►

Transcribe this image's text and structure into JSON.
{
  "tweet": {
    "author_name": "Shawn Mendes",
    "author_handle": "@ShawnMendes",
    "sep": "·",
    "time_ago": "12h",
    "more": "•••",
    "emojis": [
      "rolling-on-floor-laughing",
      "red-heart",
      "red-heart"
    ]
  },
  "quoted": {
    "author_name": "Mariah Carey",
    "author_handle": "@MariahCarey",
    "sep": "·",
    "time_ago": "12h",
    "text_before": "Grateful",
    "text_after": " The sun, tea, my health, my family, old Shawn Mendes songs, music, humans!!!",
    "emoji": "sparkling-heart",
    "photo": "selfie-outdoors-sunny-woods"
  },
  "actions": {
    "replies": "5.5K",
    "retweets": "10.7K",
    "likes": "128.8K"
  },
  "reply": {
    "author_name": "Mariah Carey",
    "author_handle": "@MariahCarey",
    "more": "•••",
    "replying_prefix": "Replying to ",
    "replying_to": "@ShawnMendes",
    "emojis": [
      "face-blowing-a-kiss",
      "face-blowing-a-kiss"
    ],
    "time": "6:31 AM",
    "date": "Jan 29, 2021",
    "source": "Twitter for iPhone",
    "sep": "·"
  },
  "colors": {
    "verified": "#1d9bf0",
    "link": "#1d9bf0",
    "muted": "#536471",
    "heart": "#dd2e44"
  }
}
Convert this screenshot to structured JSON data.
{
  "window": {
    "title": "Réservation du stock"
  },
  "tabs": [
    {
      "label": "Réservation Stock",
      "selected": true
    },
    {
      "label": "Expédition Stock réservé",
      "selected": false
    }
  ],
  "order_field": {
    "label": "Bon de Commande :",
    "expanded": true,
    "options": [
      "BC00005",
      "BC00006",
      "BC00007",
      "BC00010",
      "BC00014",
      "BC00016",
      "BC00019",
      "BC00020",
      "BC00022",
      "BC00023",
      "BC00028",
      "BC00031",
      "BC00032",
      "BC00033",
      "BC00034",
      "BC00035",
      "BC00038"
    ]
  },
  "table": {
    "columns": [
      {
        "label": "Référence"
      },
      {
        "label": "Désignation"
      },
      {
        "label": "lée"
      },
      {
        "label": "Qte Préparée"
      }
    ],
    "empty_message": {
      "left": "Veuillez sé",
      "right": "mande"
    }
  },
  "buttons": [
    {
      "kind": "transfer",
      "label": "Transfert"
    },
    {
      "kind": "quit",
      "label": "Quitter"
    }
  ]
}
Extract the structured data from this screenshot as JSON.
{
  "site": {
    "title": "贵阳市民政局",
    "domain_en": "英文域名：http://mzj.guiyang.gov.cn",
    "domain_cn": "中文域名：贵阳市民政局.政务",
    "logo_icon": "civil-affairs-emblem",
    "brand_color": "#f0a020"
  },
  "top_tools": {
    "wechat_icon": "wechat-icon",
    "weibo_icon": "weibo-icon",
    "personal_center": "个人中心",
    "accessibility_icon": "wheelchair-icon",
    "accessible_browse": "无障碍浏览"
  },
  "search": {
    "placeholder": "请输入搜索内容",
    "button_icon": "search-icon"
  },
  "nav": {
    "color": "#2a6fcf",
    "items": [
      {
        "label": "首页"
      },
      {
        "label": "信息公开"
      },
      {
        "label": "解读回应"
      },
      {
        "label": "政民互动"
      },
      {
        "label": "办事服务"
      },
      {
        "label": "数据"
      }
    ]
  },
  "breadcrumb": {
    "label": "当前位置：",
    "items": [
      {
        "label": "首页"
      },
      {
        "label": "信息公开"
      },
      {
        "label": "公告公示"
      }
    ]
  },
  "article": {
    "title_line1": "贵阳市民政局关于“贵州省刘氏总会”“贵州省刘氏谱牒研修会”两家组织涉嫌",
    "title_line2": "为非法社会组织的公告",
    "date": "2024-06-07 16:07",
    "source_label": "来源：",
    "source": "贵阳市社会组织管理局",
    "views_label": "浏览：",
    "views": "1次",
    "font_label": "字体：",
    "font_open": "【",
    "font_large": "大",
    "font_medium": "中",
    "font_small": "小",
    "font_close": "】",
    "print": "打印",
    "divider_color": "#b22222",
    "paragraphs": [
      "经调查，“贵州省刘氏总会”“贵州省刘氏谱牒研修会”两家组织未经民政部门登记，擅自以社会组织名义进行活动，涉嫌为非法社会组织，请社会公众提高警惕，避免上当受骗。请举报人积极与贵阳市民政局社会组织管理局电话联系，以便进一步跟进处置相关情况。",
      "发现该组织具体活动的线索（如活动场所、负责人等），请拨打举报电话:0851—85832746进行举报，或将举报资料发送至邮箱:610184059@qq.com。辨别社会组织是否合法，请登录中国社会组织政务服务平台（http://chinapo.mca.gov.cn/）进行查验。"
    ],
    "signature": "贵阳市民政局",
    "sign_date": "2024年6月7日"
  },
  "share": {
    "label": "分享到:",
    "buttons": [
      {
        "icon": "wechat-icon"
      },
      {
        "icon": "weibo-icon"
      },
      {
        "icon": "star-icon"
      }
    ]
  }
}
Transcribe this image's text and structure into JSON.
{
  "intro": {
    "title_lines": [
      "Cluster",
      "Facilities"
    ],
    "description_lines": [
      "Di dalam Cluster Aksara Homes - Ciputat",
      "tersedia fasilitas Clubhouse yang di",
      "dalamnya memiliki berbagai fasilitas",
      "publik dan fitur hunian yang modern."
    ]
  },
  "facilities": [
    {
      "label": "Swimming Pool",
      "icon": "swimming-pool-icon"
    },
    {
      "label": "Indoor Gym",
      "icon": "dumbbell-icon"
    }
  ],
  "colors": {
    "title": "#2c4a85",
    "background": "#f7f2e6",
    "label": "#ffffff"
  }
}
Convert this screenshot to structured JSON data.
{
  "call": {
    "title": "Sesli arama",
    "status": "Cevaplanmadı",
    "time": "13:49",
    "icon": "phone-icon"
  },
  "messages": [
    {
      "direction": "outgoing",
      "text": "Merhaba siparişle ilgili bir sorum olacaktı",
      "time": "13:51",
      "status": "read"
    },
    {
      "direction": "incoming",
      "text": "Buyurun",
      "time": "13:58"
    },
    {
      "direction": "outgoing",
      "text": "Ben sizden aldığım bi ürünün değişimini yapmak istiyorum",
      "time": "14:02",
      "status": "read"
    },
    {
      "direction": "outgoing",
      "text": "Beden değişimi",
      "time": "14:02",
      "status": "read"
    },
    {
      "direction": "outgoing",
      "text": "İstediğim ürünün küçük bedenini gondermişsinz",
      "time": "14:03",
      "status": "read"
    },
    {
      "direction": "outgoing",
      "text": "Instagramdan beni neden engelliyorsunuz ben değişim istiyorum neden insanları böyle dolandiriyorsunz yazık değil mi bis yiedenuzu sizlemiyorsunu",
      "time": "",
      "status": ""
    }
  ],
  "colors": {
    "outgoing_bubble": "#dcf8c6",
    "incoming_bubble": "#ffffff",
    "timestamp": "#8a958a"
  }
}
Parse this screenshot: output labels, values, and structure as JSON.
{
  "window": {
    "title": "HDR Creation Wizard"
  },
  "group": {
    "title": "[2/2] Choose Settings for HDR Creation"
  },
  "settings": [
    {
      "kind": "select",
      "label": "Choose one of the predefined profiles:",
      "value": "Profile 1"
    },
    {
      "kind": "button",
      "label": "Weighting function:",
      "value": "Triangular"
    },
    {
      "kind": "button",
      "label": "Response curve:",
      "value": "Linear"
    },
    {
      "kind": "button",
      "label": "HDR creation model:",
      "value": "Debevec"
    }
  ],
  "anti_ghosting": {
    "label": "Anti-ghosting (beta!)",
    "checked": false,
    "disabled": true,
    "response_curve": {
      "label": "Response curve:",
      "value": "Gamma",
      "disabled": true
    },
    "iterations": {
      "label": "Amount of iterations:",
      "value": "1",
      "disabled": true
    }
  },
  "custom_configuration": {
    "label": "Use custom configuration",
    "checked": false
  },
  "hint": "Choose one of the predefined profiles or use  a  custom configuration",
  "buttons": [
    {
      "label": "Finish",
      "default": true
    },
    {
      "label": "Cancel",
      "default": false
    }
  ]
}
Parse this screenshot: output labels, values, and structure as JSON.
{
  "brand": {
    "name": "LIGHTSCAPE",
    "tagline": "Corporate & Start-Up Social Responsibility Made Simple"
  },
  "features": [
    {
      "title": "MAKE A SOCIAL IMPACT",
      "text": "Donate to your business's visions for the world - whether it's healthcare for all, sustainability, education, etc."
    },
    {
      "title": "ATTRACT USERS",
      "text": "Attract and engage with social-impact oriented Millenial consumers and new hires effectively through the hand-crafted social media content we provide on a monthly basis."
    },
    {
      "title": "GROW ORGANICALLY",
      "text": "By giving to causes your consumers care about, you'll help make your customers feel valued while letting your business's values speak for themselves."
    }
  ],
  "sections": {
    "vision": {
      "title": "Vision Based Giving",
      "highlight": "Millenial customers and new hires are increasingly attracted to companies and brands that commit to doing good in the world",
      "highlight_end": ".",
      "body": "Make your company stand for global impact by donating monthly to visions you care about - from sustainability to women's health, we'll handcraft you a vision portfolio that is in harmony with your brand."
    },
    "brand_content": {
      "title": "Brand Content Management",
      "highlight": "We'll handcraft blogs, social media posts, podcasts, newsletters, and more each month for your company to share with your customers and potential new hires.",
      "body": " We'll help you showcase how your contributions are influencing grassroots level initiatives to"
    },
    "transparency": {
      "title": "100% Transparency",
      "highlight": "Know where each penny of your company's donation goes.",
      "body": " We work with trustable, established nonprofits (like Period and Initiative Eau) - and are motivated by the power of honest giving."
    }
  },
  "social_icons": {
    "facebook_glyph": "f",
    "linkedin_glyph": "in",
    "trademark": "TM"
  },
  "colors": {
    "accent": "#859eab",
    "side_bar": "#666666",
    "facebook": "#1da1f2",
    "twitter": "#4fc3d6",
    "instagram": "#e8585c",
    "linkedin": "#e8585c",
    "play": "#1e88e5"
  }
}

◄

■ **Task directions**
Which lines in the records above contain the string "media"? Copy each one.

■ **Written reply**
      "text": "Attract and engage with social-impact oriented Millenial consumers and new hires effectively through the hand-crafted social media content we provide on a monthly basis."
      "highlight": "We'll handcraft blogs, social media posts, podcasts, newsletters, and more each month for your company to share with your customers and potential new hires.",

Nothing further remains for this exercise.